[Some records]
>>>>
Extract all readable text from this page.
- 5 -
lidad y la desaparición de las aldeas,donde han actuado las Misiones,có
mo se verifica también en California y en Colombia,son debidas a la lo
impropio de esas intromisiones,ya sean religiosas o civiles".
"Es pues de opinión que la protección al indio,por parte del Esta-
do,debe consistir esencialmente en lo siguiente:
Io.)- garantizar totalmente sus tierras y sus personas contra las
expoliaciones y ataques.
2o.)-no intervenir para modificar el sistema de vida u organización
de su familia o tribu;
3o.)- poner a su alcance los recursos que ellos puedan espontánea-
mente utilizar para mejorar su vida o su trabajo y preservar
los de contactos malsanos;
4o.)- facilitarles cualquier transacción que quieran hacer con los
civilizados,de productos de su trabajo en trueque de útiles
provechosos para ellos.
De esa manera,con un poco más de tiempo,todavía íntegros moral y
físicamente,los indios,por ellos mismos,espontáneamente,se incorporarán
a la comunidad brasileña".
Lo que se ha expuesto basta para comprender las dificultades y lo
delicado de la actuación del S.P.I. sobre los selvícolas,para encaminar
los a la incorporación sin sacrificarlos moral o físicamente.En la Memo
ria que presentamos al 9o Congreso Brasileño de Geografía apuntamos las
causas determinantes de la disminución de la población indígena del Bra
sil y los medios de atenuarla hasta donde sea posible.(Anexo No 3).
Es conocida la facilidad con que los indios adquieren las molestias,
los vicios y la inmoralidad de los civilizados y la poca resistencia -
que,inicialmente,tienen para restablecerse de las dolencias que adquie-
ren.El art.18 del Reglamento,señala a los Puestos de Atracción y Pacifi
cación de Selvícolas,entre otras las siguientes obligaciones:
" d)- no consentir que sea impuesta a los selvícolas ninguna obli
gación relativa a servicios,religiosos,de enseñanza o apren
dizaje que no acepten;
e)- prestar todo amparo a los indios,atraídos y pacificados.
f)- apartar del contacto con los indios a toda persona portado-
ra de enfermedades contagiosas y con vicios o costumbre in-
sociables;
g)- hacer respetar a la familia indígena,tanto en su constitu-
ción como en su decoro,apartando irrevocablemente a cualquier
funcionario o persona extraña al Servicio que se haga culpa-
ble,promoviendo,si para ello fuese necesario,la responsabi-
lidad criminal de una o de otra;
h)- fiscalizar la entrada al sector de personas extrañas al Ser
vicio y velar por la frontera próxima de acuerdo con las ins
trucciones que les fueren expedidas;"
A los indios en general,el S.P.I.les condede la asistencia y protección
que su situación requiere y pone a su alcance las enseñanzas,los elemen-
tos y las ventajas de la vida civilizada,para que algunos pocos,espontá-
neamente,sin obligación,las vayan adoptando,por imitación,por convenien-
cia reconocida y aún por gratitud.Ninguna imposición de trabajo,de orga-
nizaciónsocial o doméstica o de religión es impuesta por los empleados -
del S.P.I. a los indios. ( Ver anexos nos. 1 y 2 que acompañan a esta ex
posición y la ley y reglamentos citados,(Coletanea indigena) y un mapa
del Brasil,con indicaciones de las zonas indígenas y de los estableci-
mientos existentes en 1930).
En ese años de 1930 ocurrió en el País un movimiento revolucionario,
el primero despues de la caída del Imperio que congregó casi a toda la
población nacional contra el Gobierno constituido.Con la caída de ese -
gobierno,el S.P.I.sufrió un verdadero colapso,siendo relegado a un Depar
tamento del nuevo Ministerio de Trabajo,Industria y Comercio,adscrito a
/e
<<<<
Count the lines in the entries that hold the word "personas", and give nothing but the total.

> **Worked answer**:
2